══ Records shown

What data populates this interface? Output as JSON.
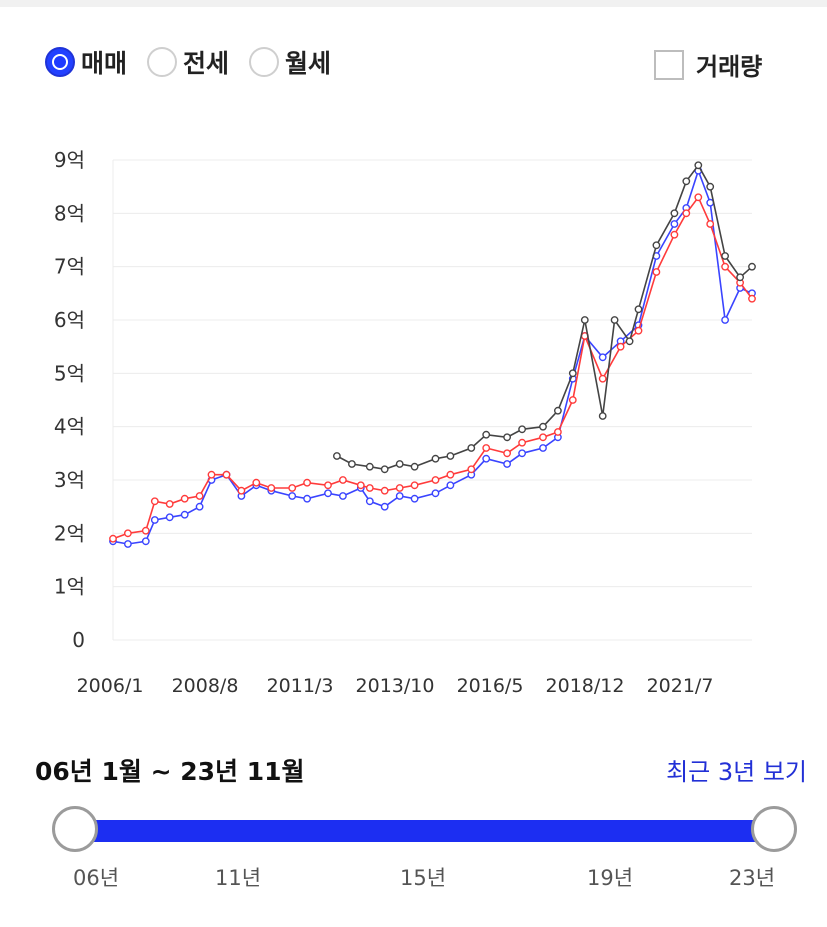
{
  "tabs": [
    {
      "label": "매매",
      "checked": true
    },
    {
      "label": "전세",
      "checked": false
    },
    {
      "label": "월세",
      "checked": false
    }
  ],
  "volume_label": "거래량",
  "range_label": "06년 1월 ~ 23년 11월",
  "recent_label": "최근 3년 보기",
  "slider_ticks": [
    "06년",
    "11년",
    "15년",
    "19년",
    "23년"
  ],
  "colors": {
    "blue": "#3a44ff",
    "red": "#ff3b3b",
    "black": "#444444",
    "accent": "#1c2ef2"
  },
  "chart_data": {
    "type": "line",
    "x_start": "2006-01",
    "x_end": "2023-11",
    "x_tick_labels": [
      "2006/1",
      "2008/8",
      "2011/3",
      "2013/10",
      "2016/5",
      "2018/12",
      "2021/7"
    ],
    "y_tick_labels": [
      "0",
      "1억",
      "2억",
      "3억",
      "4억",
      "5억",
      "6억",
      "7억",
      "8억",
      "9억"
    ],
    "ylim": [
      0,
      9
    ],
    "grid": true,
    "series": [
      {
        "color": "#3a44ff",
        "points": [
          [
            "2006-01",
            1.85
          ],
          [
            "2006-06",
            1.8
          ],
          [
            "2006-12",
            1.85
          ],
          [
            "2007-03",
            2.25
          ],
          [
            "2007-08",
            2.3
          ],
          [
            "2008-01",
            2.35
          ],
          [
            "2008-06",
            2.5
          ],
          [
            "2008-10",
            3.0
          ],
          [
            "2009-03",
            3.1
          ],
          [
            "2009-08",
            2.7
          ],
          [
            "2010-01",
            2.9
          ],
          [
            "2010-06",
            2.8
          ],
          [
            "2011-01",
            2.7
          ],
          [
            "2011-06",
            2.65
          ],
          [
            "2012-01",
            2.75
          ],
          [
            "2012-06",
            2.7
          ],
          [
            "2012-12",
            2.85
          ],
          [
            "2013-03",
            2.6
          ],
          [
            "2013-08",
            2.5
          ],
          [
            "2014-01",
            2.7
          ],
          [
            "2014-06",
            2.65
          ],
          [
            "2015-01",
            2.75
          ],
          [
            "2015-06",
            2.9
          ],
          [
            "2016-01",
            3.1
          ],
          [
            "2016-06",
            3.4
          ],
          [
            "2017-01",
            3.3
          ],
          [
            "2017-06",
            3.5
          ],
          [
            "2018-01",
            3.6
          ],
          [
            "2018-06",
            3.8
          ],
          [
            "2018-11",
            4.9
          ],
          [
            "2019-03",
            5.7
          ],
          [
            "2019-09",
            5.3
          ],
          [
            "2020-03",
            5.6
          ],
          [
            "2020-09",
            5.9
          ],
          [
            "2021-03",
            7.2
          ],
          [
            "2021-09",
            7.8
          ],
          [
            "2022-01",
            8.1
          ],
          [
            "2022-05",
            8.8
          ],
          [
            "2022-09",
            8.2
          ],
          [
            "2023-02",
            6.0
          ],
          [
            "2023-07",
            6.6
          ],
          [
            "2023-11",
            6.5
          ]
        ]
      },
      {
        "color": "#ff3b3b",
        "points": [
          [
            "2006-01",
            1.9
          ],
          [
            "2006-06",
            2.0
          ],
          [
            "2006-12",
            2.05
          ],
          [
            "2007-03",
            2.6
          ],
          [
            "2007-08",
            2.55
          ],
          [
            "2008-01",
            2.65
          ],
          [
            "2008-06",
            2.7
          ],
          [
            "2008-10",
            3.1
          ],
          [
            "2009-03",
            3.1
          ],
          [
            "2009-08",
            2.8
          ],
          [
            "2010-01",
            2.95
          ],
          [
            "2010-06",
            2.85
          ],
          [
            "2011-01",
            2.85
          ],
          [
            "2011-06",
            2.95
          ],
          [
            "2012-01",
            2.9
          ],
          [
            "2012-06",
            3.0
          ],
          [
            "2012-12",
            2.9
          ],
          [
            "2013-03",
            2.85
          ],
          [
            "2013-08",
            2.8
          ],
          [
            "2014-01",
            2.85
          ],
          [
            "2014-06",
            2.9
          ],
          [
            "2015-01",
            3.0
          ],
          [
            "2015-06",
            3.1
          ],
          [
            "2016-01",
            3.2
          ],
          [
            "2016-06",
            3.6
          ],
          [
            "2017-01",
            3.5
          ],
          [
            "2017-06",
            3.7
          ],
          [
            "2018-01",
            3.8
          ],
          [
            "2018-06",
            3.9
          ],
          [
            "2018-11",
            4.5
          ],
          [
            "2019-03",
            5.7
          ],
          [
            "2019-09",
            4.9
          ],
          [
            "2020-03",
            5.5
          ],
          [
            "2020-09",
            5.8
          ],
          [
            "2021-03",
            6.9
          ],
          [
            "2021-09",
            7.6
          ],
          [
            "2022-01",
            8.0
          ],
          [
            "2022-05",
            8.3
          ],
          [
            "2022-09",
            7.8
          ],
          [
            "2023-02",
            7.0
          ],
          [
            "2023-07",
            6.7
          ],
          [
            "2023-11",
            6.4
          ]
        ]
      },
      {
        "color": "#444444",
        "points": [
          [
            "2012-04",
            3.45
          ],
          [
            "2012-09",
            3.3
          ],
          [
            "2013-03",
            3.25
          ],
          [
            "2013-08",
            3.2
          ],
          [
            "2014-01",
            3.3
          ],
          [
            "2014-06",
            3.25
          ],
          [
            "2015-01",
            3.4
          ],
          [
            "2015-06",
            3.45
          ],
          [
            "2016-01",
            3.6
          ],
          [
            "2016-06",
            3.85
          ],
          [
            "2017-01",
            3.8
          ],
          [
            "2017-06",
            3.95
          ],
          [
            "2018-01",
            4.0
          ],
          [
            "2018-06",
            4.3
          ],
          [
            "2018-11",
            5.0
          ],
          [
            "2019-03",
            6.0
          ],
          [
            "2019-09",
            4.2
          ],
          [
            "2020-01",
            6.0
          ],
          [
            "2020-06",
            5.6
          ],
          [
            "2020-09",
            6.2
          ],
          [
            "2021-03",
            7.4
          ],
          [
            "2021-09",
            8.0
          ],
          [
            "2022-01",
            8.6
          ],
          [
            "2022-05",
            8.9
          ],
          [
            "2022-09",
            8.5
          ],
          [
            "2023-02",
            7.2
          ],
          [
            "2023-07",
            6.8
          ],
          [
            "2023-11",
            7.0
          ]
        ]
      }
    ]
  }
}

════

== Direction ==
Quote the entries in full. Any image among them is to be omitted from the copy.

== Complete output ==
What data populates this interface? Output as JSON.
{
  "tabs": [
    {
      "label": "매매",
      "checked": true
    },
    {
      "label": "전세",
      "checked": false
    },
    {
      "label": "월세",
      "checked": false
    }
  ],
  "volume_label": "거래량",
  "range_label": "06년 1월 ~ 23년 11월",
  "recent_label": "최근 3년 보기",
  "slider_ticks": [
    "06년",
    "11년",
    "15년",
    "19년",
    "23년"
  ],
  "colors": {
    "blue": "#3a44ff",
    "red": "#ff3b3b",
    "black": "#444444",
    "accent": "#1c2ef2"
  },
  "chart_data": {
    "type": "line",
    "x_start": "2006-01",
    "x_end": "2023-11",
    "x_tick_labels": [
      "2006/1",
      "2008/8",
      "2011/3",
      "2013/10",
      "2016/5",
      "2018/12",
      "2021/7"
    ],
    "y_tick_labels": [
      "0",
      "1억",
      "2억",
      "3억",
      "4억",
      "5억",
      "6억",
      "7억",
      "8억",
      "9억"
    ],
    "ylim": [
      0,
      9
    ],
    "grid": true,
    "series": [
      {
        "color": "#3a44ff",
        "points": [
          [
            "2006-01",
            1.85
          ],
          [
            "2006-06",
            1.8
          ],
          [
            "2006-12",
            1.85
          ],
          [
            "2007-03",
            2.25
          ],
          [
            "2007-08",
            2.3
          ],
          [
            "2008-01",
            2.35
          ],
          [
            "2008-06",
            2.5
          ],
          [
            "2008-10",
            3.0
          ],
          [
            "2009-03",
            3.1
          ],
          [
            "2009-08",
            2.7
          ],
          [
            "2010-01",
            2.9
          ],
          [
            "2010-06",
            2.8
          ],
          [
            "2011-01",
            2.7
          ],
          [
            "2011-06",
            2.65
          ],
          [
            "2012-01",
            2.75
          ],
          [
            "2012-06",
            2.7
          ],
          [
            "2012-12",
            2.85
          ],
          [
            "2013-03",
            2.6
          ],
          [
            "2013-08",
            2.5
          ],
          [
            "2014-01",
            2.7
          ],
          [
            "2014-06",
            2.65
          ],
          [
            "2015-01",
            2.75
          ],
          [
            "2015-06",
            2.9
          ],
          [
            "2016-01",
            3.1
          ],
          [
            "2016-06",
            3.4
          ],
          [
            "2017-01",
            3.3
          ],
          [
            "2017-06",
            3.5
          ],
          [
            "2018-01",
            3.6
          ],
          [
            "2018-06",
            3.8
          ],
          [
            "2018-11",
            4.9
          ],
          [
            "2019-03",
            5.7
          ],
          [
            "2019-09",
            5.3
          ],
          [
            "2020-03",
            5.6
          ],
          [
            "2020-09",
            5.9
          ],
          [
            "2021-03",
            7.2
          ],
          [
            "2021-09",
            7.8
          ],
          [
            "2022-01",
            8.1
          ],
          [
            "2022-05",
            8.8
          ],
          [
            "2022-09",
            8.2
          ],
          [
            "2023-02",
            6.0
          ],
          [
            "2023-07",
            6.6
          ],
          [
            "2023-11",
            6.5
          ]
        ]
      },
      {
        "color": "#ff3b3b",
        "points": [
          [
            "2006-01",
            1.9
          ],
          [
            "2006-06",
            2.0
          ],
          [
            "2006-12",
            2.05
          ],
          [
            "2007-03",
            2.6
          ],
          [
            "2007-08",
            2.55
          ],
          [
            "2008-01",
            2.65
          ],
          [
            "2008-06",
            2.7
          ],
          [
            "2008-10",
            3.1
          ],
          [
            "2009-03",
            3.1
          ],
          [
            "2009-08",
            2.8
          ],
          [
            "2010-01",
            2.95
          ],
          [
            "2010-06",
            2.85
          ],
          [
            "2011-01",
            2.85
          ],
          [
            "2011-06",
            2.95
          ],
          [
            "2012-01",
            2.9
          ],
          [
            "2012-06",
            3.0
          ],
          [
            "2012-12",
            2.9
          ],
          [
            "2013-03",
            2.85
          ],
          [
            "2013-08",
            2.8
          ],
          [
            "2014-01",
            2.85
          ],
          [
            "2014-06",
            2.9
          ],
          [
            "2015-01",
            3.0
          ],
          [
            "2015-06",
            3.1
          ],
          [
            "2016-01",
            3.2
          ],
          [
            "2016-06",
            3.6
          ],
          [
            "2017-01",
            3.5
          ],
          [
            "2017-06",
            3.7
          ],
          [
            "2018-01",
            3.8
          ],
          [
            "2018-06",
            3.9
          ],
          [
            "2018-11",
            4.5
          ],
          [
            "2019-03",
            5.7
          ],
          [
            "2019-09",
            4.9
          ],
          [
            "2020-03",
            5.5
          ],
          [
            "2020-09",
            5.8
          ],
          [
            "2021-03",
            6.9
          ],
          [
            "2021-09",
            7.6
          ],
          [
            "2022-01",
            8.0
          ],
          [
            "2022-05",
            8.3
          ],
          [
            "2022-09",
            7.8
          ],
          [
            "2023-02",
            7.0
          ],
          [
            "2023-07",
            6.7
          ],
          [
            "2023-11",
            6.4
          ]
        ]
      },
      {
        "color": "#444444",
        "points": [
          [
            "2012-04",
            3.45
          ],
          [
            "2012-09",
            3.3
          ],
          [
            "2013-03",
            3.25
          ],
          [
            "2013-08",
            3.2
          ],
          [
            "2014-01",
            3.3
          ],
          [
            "2014-06",
            3.25
          ],
          [
            "2015-01",
            3.4
          ],
          [
            "2015-06",
            3.45
          ],
          [
            "2016-01",
            3.6
          ],
          [
            "2016-06",
            3.85
          ],
          [
            "2017-01",
            3.8
          ],
          [
            "2017-06",
            3.95
          ],
          [
            "2018-01",
            4.0
          ],
          [
            "2018-06",
            4.3
          ],
          [
            "2018-11",
            5.0
          ],
          [
            "2019-03",
            6.0
          ],
          [
            "2019-09",
            4.2
          ],
          [
            "2020-01",
            6.0
          ],
          [
            "2020-06",
            5.6
          ],
          [
            "2020-09",
            6.2
          ],
          [
            "2021-03",
            7.4
          ],
          [
            "2021-09",
            8.0
          ],
          [
            "2022-01",
            8.6
          ],
          [
            "2022-05",
            8.9
          ],
          [
            "2022-09",
            8.5
          ],
          [
            "2023-02",
            7.2
          ],
          [
            "2023-07",
            6.8
          ],
          [
            "2023-11",
            7.0
          ]
        ]
      }
    ]
  }
}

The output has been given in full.